* [Task brief] Copy out each line below that has the word "Prior" in it.

(Figure dataset records)
----

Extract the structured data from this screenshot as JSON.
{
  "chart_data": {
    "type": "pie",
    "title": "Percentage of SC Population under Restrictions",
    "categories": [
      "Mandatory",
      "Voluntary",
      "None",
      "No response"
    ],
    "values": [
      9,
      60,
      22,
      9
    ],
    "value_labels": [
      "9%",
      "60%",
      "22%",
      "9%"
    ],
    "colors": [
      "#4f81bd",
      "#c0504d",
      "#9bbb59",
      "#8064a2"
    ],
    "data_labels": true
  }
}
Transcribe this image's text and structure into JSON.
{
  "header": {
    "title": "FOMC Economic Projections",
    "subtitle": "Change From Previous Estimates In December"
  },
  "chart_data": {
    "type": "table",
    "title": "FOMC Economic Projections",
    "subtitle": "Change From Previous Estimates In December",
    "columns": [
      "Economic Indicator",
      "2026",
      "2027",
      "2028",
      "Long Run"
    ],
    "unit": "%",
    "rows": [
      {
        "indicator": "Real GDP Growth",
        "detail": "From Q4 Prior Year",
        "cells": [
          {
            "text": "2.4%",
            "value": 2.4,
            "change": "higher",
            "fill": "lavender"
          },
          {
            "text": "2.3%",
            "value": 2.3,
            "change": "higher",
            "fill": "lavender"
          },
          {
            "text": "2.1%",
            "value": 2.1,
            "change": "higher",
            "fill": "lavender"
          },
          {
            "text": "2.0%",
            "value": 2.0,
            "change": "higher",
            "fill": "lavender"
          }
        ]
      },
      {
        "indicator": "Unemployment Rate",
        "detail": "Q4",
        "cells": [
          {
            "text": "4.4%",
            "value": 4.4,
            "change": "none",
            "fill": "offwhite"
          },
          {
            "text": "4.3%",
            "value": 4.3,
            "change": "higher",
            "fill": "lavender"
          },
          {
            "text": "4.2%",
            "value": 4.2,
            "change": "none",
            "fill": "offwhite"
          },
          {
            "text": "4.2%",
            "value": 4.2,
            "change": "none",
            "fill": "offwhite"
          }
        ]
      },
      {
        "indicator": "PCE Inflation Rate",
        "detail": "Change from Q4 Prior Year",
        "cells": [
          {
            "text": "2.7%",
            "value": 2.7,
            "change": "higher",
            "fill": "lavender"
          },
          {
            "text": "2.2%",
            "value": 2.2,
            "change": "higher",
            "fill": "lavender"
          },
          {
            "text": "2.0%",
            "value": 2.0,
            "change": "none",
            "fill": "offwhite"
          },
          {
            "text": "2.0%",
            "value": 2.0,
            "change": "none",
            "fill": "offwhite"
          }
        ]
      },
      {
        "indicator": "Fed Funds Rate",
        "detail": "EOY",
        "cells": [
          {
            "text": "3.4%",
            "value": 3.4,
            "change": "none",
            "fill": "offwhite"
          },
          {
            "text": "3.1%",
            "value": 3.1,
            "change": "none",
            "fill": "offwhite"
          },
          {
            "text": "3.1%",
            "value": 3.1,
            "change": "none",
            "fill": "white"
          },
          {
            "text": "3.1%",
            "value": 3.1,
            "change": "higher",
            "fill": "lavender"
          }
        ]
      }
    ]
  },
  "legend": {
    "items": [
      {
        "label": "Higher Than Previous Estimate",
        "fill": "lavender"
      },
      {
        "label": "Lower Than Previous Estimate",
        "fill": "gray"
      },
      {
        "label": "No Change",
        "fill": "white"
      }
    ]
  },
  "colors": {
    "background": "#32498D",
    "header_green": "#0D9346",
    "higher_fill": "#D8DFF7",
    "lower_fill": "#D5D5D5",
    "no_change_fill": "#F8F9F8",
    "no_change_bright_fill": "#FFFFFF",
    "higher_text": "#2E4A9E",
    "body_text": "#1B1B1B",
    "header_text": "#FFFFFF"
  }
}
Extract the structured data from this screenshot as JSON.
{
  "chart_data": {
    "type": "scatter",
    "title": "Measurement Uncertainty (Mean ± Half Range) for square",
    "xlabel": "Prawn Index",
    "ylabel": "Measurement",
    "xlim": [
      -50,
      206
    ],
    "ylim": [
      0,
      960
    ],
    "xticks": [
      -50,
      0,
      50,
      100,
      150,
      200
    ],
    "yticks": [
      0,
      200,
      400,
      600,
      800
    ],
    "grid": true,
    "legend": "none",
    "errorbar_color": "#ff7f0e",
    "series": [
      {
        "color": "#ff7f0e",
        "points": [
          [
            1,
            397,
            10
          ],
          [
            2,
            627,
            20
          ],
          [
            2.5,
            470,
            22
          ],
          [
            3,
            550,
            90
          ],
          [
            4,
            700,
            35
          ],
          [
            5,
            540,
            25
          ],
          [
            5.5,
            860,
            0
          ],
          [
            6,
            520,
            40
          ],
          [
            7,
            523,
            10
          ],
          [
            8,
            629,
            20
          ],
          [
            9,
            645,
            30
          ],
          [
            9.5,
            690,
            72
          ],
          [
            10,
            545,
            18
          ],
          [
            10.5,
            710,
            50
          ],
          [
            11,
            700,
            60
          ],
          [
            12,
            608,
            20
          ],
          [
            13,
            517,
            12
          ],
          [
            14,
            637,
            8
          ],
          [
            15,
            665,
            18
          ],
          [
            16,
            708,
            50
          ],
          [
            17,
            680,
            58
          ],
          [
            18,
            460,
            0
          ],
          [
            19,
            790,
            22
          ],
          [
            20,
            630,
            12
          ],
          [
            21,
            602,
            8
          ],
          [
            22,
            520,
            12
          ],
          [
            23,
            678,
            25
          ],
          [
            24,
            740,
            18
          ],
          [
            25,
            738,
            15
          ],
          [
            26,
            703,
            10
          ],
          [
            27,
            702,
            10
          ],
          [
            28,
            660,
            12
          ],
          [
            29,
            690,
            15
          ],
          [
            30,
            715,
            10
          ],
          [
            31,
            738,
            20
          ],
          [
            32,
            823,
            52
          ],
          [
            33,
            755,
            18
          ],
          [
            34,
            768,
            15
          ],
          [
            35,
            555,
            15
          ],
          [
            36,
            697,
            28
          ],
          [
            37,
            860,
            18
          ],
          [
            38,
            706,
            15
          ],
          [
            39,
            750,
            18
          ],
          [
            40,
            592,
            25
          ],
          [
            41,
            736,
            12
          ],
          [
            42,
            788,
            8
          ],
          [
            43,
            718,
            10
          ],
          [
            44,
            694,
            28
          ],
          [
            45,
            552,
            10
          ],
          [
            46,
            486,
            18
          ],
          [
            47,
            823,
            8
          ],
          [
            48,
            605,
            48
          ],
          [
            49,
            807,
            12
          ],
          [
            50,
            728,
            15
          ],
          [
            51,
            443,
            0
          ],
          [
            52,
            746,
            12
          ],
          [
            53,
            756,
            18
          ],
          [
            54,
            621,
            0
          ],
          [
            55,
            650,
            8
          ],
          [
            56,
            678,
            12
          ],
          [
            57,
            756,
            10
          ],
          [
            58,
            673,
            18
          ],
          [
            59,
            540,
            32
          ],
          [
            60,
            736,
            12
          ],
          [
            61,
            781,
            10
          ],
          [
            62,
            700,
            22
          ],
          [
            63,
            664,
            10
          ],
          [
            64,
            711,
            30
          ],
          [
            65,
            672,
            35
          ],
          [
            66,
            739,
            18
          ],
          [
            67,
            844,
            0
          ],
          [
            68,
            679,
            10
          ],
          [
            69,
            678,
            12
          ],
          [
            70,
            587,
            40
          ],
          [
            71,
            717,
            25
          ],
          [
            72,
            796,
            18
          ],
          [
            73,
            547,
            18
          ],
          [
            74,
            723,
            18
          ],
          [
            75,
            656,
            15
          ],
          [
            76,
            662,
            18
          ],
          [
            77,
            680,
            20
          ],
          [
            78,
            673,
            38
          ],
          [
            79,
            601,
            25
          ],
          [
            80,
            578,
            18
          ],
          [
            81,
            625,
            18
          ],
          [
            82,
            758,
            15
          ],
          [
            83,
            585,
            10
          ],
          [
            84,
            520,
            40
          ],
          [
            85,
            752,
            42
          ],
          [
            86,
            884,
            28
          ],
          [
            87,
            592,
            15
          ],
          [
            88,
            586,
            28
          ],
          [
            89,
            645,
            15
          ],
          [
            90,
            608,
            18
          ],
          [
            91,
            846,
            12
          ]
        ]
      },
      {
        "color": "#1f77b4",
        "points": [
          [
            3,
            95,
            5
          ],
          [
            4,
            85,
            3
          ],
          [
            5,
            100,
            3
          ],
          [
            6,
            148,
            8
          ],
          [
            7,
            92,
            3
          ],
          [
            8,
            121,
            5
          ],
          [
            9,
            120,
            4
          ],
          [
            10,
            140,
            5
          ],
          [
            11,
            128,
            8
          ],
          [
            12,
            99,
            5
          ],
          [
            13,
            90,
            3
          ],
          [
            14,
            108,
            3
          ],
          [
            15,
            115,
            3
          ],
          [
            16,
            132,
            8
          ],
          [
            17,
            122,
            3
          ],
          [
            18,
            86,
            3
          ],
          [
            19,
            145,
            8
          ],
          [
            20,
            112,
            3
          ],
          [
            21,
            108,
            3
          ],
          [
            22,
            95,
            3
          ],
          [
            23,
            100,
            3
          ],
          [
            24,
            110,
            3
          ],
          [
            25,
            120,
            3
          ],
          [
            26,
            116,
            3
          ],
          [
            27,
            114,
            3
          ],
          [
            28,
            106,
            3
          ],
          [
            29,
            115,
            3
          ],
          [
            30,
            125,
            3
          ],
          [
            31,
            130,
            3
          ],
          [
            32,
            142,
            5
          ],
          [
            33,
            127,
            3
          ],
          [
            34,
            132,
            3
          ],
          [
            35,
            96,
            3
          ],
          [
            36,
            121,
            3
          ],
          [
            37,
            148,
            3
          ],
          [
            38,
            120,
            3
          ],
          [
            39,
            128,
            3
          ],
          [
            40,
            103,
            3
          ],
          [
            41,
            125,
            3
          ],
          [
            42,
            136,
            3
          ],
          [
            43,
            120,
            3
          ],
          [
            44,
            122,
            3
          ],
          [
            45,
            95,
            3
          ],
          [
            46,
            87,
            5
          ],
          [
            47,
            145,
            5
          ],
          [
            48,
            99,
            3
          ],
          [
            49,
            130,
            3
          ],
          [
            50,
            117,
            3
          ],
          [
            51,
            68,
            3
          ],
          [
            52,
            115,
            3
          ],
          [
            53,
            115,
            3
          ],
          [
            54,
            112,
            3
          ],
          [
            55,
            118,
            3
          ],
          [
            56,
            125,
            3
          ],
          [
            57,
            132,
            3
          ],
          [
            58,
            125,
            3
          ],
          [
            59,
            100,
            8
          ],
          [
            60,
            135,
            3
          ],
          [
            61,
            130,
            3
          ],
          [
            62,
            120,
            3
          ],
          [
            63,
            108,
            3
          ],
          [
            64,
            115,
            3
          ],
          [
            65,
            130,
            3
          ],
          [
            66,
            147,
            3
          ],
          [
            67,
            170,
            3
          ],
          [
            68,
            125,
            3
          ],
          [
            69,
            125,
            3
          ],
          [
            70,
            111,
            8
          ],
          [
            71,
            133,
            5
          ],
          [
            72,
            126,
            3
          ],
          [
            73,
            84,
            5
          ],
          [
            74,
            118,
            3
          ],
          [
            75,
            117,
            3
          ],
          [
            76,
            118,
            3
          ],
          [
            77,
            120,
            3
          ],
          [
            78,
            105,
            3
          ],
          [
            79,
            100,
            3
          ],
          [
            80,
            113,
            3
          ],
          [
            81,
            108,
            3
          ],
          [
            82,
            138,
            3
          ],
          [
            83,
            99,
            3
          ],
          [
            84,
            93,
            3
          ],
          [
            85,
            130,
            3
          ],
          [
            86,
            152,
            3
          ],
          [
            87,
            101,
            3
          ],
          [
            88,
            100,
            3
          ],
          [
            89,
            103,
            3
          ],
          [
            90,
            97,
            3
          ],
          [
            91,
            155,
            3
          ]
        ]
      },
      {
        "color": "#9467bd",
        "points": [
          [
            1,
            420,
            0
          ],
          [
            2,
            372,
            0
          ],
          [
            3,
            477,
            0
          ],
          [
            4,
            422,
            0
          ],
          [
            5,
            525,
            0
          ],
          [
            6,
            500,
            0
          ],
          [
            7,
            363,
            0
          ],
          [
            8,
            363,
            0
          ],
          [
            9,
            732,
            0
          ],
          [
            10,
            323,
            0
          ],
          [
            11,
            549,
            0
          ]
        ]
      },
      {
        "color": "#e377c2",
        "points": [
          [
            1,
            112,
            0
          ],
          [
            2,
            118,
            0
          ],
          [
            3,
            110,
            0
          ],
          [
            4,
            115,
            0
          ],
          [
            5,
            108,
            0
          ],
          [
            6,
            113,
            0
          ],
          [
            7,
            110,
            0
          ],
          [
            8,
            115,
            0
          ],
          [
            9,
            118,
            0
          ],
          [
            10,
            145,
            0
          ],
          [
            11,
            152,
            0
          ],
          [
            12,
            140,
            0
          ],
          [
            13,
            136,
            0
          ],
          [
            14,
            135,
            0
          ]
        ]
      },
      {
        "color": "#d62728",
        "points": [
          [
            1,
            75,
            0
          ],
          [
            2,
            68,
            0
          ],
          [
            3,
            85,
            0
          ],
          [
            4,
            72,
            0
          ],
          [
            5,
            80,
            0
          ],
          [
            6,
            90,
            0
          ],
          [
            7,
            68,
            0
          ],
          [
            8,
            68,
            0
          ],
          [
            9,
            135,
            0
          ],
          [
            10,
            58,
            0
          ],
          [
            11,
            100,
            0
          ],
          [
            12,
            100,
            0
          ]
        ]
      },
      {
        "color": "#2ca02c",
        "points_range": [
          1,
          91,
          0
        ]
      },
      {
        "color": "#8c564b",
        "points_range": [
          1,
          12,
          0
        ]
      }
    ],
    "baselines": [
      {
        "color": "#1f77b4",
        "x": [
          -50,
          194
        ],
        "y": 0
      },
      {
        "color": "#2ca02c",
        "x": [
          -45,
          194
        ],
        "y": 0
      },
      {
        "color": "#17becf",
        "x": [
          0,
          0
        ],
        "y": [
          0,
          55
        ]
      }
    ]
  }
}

----

* [Solution for this exercise]
        "detail": "From Q4 Prior Year",
        "detail": "Change from Q4 Prior Year",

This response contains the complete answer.